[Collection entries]
# # #
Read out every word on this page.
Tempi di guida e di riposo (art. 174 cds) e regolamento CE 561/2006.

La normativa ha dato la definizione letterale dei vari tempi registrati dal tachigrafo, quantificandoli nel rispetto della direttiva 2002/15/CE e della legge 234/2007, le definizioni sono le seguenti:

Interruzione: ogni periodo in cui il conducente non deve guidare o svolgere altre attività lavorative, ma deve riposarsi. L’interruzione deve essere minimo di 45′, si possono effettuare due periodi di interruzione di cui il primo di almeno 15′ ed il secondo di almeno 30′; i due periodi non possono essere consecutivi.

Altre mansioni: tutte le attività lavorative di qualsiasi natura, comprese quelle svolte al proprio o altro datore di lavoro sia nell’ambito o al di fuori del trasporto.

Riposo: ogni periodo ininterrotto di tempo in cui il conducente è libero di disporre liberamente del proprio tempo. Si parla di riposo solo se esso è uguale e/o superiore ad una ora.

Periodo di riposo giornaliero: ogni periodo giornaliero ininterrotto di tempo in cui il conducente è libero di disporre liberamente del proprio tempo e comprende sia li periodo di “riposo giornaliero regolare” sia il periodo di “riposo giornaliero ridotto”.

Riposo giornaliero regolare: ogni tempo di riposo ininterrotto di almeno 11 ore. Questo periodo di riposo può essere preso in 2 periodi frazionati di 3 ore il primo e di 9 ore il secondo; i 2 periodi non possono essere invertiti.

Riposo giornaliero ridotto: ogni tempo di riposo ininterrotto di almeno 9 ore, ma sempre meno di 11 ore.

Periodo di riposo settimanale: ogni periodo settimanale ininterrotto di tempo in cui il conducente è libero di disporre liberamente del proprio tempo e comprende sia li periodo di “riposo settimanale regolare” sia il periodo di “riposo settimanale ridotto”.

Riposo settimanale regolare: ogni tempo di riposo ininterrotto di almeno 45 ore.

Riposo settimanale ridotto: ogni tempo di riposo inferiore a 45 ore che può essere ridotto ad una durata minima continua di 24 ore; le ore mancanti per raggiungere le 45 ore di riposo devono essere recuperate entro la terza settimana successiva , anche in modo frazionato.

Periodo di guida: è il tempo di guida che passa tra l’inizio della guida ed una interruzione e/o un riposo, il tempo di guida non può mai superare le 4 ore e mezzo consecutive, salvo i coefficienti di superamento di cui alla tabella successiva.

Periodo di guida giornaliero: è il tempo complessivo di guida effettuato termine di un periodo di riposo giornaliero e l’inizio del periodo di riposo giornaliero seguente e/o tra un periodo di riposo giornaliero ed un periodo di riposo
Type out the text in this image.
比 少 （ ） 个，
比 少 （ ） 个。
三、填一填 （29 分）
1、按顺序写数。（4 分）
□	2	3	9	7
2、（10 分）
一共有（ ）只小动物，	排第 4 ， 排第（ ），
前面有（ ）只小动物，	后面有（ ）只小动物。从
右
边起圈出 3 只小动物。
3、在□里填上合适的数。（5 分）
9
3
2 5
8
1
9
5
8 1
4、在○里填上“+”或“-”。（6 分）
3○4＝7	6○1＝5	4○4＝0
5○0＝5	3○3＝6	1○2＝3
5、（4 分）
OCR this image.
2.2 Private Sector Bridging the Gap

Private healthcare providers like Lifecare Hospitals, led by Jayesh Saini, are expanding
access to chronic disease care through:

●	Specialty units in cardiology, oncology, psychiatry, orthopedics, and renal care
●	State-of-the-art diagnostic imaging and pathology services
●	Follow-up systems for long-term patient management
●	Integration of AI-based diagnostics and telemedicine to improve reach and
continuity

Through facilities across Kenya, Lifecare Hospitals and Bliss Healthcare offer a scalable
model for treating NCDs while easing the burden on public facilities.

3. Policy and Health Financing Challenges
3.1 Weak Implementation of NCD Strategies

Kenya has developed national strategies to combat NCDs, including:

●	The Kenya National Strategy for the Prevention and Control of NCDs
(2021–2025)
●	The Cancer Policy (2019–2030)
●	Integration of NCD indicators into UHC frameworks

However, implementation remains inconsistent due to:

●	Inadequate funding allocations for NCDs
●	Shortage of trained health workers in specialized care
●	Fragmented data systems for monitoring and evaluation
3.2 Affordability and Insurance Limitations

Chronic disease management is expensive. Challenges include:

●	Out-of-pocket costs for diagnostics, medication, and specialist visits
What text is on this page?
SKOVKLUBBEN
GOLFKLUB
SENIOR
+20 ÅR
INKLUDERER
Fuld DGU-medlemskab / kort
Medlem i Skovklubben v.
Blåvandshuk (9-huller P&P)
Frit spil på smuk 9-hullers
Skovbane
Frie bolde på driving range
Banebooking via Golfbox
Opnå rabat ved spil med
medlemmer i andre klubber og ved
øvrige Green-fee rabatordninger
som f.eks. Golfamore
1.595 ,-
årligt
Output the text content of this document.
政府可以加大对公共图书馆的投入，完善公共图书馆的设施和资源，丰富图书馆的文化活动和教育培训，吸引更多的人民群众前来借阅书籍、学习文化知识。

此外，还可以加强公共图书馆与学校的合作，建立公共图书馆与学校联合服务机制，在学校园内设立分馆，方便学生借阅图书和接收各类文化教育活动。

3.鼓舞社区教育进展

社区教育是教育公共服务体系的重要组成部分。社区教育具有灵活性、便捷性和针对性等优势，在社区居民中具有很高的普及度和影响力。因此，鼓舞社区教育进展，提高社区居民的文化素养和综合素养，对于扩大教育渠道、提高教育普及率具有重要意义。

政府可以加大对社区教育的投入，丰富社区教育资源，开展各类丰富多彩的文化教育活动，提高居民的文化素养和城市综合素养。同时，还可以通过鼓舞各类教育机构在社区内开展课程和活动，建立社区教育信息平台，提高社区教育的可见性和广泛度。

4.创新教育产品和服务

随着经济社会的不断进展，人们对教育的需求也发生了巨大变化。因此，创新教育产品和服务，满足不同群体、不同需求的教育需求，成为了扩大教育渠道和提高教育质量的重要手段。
# # #
## BRIEF:
Retype the entries one by one, exactly.

## SOLUTION:
Read out every word on this page.
Tempi di guida e di riposo (art. 174 cds) e regolamento CE 561/2006.

La normativa ha dato la definizione letterale dei vari tempi registrati dal tachigrafo, quantificandoli nel rispetto della direttiva 2002/15/CE e della legge 234/2007, le definizioni sono le seguenti:

Interruzione: ogni periodo in cui il conducente non deve guidare o svolgere altre attività lavorative, ma deve riposarsi. L’interruzione deve essere minimo di 45′, si possono effettuare due periodi di interruzione di cui il primo di almeno 15′ ed il secondo di almeno 30′; i due periodi non possono essere consecutivi.

Altre mansioni: tutte le attività lavorative di qualsiasi natura, comprese quelle svolte al proprio o altro datore di lavoro sia nell’ambito o al di fuori del trasporto.

Riposo: ogni periodo ininterrotto di tempo in cui il conducente è libero di disporre liberamente del proprio tempo. Si parla di riposo solo se esso è uguale e/o superiore ad una ora.

Periodo di riposo giornaliero: ogni periodo giornaliero ininterrotto di tempo in cui il conducente è libero di disporre liberamente del proprio tempo e comprende sia li periodo di “riposo giornaliero regolare” sia il periodo di “riposo giornaliero ridotto”.

Riposo giornaliero regolare: ogni tempo di riposo ininterrotto di almeno 11 ore. Questo periodo di riposo può essere preso in 2 periodi frazionati di 3 ore il primo e di 9 ore il secondo; i 2 periodi non possono essere invertiti.

Riposo giornaliero ridotto: ogni tempo di riposo ininterrotto di almeno 9 ore, ma sempre meno di 11 ore.

Periodo di riposo settimanale: ogni periodo settimanale ininterrotto di tempo in cui il conducente è libero di disporre liberamente del proprio tempo e comprende sia li periodo di “riposo settimanale regolare” sia il periodo di “riposo settimanale ridotto”.

Riposo settimanale regolare: ogni tempo di riposo ininterrotto di almeno 45 ore.

Riposo settimanale ridotto: ogni tempo di riposo inferiore a 45 ore che può essere ridotto ad una durata minima continua di 24 ore; le ore mancanti per raggiungere le 45 ore di riposo devono essere recuperate entro la terza settimana successiva , anche in modo frazionato.

Periodo di guida: è il tempo di guida che passa tra l’inizio della guida ed una interruzione e/o un riposo, il tempo di guida non può mai superare le 4 ore e mezzo consecutive, salvo i coefficienti di superamento di cui alla tabella successiva.

Periodo di guida giornaliero: è il tempo complessivo di guida effettuato termine di un periodo di riposo giornaliero e l’inizio del periodo di riposo giornaliero seguente e/o tra un periodo di riposo giornaliero ed un periodo di riposo
Type out the text in this image.
比 少 （ ） 个，
比 少 （ ） 个。
三、填一填 （29 分）
1、按顺序写数。（4 分）
□	2	3	9	7
2、（10 分）
一共有（ ）只小动物，	排第 4 ， 排第（ ），
前面有（ ）只小动物，	后面有（ ）只小动物。从
右
边起圈出 3 只小动物。
3、在□里填上合适的数。（5 分）
9
3
2 5
8
1
9
5
8 1
4、在○里填上“+”或“-”。（6 分）
3○4＝7	6○1＝5	4○4＝0
5○0＝5	3○3＝6	1○2＝3
5、（4 分）
OCR this image.
2.2 Private Sector Bridging the Gap

Private healthcare providers like Lifecare Hospitals, led by Jayesh Saini, are expanding
access to chronic disease care through:

●	Specialty units in cardiology, oncology, psychiatry, orthopedics, and renal care
●	State-of-the-art diagnostic imaging and pathology services
●	Follow-up systems for long-term patient management
●	Integration of AI-based diagnostics and telemedicine to improve reach and
continuity

Through facilities across Kenya, Lifecare Hospitals and Bliss Healthcare offer a scalable
model for treating NCDs while easing the burden on public facilities.

3. Policy and Health Financing Challenges
3.1 Weak Implementation of NCD Strategies

Kenya has developed national strategies to combat NCDs, including:

●	The Kenya National Strategy for the Prevention and Control of NCDs
(2021–2025)
●	The Cancer Policy (2019–2030)
●	Integration of NCD indicators into UHC frameworks

However, implementation remains inconsistent due to:

●	Inadequate funding allocations for NCDs
●	Shortage of trained health workers in specialized care
●	Fragmented data systems for monitoring and evaluation
3.2 Affordability and Insurance Limitations

Chronic disease management is expensive. Challenges include:

●	Out-of-pocket costs for diagnostics, medication, and specialist visits
What text is on this page?
SKOVKLUBBEN
GOLFKLUB
SENIOR
+20 ÅR
INKLUDERER
Fuld DGU-medlemskab / kort
Medlem i Skovklubben v.
Blåvandshuk (9-huller P&P)
Frit spil på smuk 9-hullers
Skovbane
Frie bolde på driving range
Banebooking via Golfbox
Opnå rabat ved spil med
medlemmer i andre klubber og ved
øvrige Green-fee rabatordninger
som f.eks. Golfamore
1.595 ,-
årligt
Output the text content of this document.
政府可以加大对公共图书馆的投入，完善公共图书馆的设施和资源，丰富图书馆的文化活动和教育培训，吸引更多的人民群众前来借阅书籍、学习文化知识。

此外，还可以加强公共图书馆与学校的合作，建立公共图书馆与学校联合服务机制，在学校园内设立分馆，方便学生借阅图书和接收各类文化教育活动。

3.鼓舞社区教育进展

社区教育是教育公共服务体系的重要组成部分。社区教育具有灵活性、便捷性和针对性等优势，在社区居民中具有很高的普及度和影响力。因此，鼓舞社区教育进展，提高社区居民的文化素养和综合素养，对于扩大教育渠道、提高教育普及率具有重要意义。

政府可以加大对社区教育的投入，丰富社区教育资源，开展各类丰富多彩的文化教育活动，提高居民的文化素养和城市综合素养。同时，还可以通过鼓舞各类教育机构在社区内开展课程和活动，建立社区教育信息平台，提高社区教育的可见性和广泛度。

4.创新教育产品和服务

随着经济社会的不断进展，人们对教育的需求也发生了巨大变化。因此，创新教育产品和服务，满足不同群体、不同需求的教育需求，成为了扩大教育渠道和提高教育质量的重要手段。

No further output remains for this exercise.